[TO BE DONE] Find the lines that hold the word "提升思政课的" and return them.

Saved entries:
☆ ☆ ☆ ☆ ☆

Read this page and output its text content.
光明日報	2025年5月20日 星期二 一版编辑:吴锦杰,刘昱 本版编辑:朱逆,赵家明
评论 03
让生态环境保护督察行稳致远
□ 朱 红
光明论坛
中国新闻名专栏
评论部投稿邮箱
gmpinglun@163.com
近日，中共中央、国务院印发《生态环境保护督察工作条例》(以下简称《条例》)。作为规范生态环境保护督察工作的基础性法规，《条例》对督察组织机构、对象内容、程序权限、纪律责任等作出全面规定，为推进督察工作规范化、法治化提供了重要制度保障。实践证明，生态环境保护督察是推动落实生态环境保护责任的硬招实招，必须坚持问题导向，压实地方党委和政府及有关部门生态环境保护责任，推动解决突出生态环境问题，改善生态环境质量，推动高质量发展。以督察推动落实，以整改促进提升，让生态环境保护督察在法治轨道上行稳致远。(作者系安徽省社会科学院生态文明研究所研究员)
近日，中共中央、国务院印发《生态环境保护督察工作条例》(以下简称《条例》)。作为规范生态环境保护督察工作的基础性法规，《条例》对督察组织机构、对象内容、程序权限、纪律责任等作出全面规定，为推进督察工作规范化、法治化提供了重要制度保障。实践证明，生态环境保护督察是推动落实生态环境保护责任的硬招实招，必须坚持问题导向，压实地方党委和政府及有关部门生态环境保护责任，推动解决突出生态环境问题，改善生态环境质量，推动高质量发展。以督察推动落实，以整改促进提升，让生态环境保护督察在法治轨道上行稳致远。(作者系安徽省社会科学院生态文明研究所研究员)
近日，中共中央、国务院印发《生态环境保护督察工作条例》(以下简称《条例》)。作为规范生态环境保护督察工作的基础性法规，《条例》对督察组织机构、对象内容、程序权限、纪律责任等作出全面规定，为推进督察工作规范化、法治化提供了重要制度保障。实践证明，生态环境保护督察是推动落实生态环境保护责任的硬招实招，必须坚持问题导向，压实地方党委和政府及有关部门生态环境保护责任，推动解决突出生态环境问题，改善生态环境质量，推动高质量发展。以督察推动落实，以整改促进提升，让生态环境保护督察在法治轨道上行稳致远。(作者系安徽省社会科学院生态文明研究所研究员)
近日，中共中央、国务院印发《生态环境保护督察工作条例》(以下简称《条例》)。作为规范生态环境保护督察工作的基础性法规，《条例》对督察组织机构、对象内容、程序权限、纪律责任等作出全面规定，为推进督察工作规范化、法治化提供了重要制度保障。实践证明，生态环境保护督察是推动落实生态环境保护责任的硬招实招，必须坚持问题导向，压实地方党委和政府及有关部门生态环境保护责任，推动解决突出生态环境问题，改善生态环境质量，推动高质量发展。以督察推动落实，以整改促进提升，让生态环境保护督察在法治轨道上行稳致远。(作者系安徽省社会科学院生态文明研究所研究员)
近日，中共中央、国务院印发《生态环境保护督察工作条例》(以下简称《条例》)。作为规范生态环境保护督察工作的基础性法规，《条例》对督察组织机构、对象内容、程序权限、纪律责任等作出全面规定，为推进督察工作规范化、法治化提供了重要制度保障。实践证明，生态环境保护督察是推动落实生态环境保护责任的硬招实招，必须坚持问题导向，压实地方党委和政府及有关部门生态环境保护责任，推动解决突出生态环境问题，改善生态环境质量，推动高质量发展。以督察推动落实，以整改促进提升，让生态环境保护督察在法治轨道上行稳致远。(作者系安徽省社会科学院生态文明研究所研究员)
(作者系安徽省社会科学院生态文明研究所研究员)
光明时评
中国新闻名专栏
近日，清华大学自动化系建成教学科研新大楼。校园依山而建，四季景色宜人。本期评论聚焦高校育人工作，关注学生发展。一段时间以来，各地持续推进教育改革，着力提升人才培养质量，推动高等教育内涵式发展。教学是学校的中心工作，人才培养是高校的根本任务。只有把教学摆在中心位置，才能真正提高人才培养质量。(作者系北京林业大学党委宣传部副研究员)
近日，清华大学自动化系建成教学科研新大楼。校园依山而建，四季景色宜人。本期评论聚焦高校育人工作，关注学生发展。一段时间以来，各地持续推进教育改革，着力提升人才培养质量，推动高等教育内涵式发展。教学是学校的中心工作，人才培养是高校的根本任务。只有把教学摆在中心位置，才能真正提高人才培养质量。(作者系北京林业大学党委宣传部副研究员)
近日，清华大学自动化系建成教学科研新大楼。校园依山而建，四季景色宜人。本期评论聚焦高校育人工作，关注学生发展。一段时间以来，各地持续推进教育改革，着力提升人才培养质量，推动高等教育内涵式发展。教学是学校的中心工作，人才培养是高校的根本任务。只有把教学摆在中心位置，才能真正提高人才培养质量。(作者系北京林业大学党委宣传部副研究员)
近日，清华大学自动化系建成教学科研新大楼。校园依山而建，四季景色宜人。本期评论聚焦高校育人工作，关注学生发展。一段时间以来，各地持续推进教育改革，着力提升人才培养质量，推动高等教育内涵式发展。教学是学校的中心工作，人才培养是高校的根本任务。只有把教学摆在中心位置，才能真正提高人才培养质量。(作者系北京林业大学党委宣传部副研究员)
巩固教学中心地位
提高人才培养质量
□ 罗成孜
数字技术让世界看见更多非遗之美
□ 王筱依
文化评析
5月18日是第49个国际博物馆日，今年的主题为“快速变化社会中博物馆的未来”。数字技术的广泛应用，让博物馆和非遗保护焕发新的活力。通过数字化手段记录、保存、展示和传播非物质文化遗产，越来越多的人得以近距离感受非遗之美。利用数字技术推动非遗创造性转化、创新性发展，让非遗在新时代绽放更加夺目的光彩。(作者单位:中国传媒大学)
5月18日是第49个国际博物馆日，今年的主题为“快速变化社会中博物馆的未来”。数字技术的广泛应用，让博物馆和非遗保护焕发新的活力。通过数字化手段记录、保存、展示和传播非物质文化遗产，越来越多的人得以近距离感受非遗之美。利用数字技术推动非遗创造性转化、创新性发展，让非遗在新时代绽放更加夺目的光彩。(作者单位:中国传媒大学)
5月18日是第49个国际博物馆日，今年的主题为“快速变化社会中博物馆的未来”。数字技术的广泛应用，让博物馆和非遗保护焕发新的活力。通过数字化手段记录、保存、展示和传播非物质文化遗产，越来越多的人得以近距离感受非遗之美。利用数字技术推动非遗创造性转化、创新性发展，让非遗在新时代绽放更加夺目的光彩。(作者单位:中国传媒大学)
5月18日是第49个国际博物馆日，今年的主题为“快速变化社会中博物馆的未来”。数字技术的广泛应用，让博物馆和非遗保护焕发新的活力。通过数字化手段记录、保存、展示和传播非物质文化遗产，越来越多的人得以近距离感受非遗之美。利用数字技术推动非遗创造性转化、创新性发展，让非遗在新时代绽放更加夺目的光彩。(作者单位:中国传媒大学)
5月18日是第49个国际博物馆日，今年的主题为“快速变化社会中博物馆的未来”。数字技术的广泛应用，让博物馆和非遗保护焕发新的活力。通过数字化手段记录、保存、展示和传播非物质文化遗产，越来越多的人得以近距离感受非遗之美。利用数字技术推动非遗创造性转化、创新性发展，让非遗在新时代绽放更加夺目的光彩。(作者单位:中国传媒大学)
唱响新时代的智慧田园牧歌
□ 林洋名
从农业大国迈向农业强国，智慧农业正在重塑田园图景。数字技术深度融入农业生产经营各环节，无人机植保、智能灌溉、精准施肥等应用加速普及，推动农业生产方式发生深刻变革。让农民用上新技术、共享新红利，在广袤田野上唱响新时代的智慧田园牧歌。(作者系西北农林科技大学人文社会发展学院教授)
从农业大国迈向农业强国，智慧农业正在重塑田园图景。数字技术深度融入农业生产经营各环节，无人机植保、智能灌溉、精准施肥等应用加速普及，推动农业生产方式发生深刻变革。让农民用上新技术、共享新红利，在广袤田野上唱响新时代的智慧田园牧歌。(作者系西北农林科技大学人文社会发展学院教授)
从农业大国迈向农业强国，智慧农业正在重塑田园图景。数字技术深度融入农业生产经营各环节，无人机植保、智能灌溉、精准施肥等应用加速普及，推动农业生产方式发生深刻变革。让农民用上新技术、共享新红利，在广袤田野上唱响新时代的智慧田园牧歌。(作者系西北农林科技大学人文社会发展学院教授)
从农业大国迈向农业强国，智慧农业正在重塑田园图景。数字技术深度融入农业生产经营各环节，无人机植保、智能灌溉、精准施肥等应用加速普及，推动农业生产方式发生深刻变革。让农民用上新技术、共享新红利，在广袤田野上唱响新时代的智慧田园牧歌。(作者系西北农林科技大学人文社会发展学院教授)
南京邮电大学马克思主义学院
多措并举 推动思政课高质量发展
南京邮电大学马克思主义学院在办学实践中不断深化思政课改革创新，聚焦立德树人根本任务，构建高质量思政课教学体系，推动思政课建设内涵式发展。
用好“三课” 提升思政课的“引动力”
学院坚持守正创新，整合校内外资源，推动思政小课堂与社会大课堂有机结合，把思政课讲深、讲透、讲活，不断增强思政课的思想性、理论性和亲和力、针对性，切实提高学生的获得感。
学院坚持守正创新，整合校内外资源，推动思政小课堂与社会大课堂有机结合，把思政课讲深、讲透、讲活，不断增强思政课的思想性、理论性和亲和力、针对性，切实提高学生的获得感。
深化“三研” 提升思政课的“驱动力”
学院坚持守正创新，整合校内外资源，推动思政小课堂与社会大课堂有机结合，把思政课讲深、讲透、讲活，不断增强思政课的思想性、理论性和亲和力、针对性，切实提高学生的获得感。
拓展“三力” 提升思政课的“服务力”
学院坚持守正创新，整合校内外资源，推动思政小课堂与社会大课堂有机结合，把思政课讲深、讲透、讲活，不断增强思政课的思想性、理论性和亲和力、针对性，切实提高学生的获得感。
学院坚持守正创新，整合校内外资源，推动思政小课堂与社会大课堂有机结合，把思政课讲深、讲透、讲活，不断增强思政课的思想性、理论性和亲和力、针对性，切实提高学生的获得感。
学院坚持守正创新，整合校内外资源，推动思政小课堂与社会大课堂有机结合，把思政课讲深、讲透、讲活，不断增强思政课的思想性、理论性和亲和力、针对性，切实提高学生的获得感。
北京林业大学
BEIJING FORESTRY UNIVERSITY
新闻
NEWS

☆ ☆ ☆ ☆ ☆

[TASK OUTPUT]
用好“三课” 提升思政课的“引动力”
深化“三研” 提升思政课的“驱动力”
拓展“三力” 提升思政课的“服务力”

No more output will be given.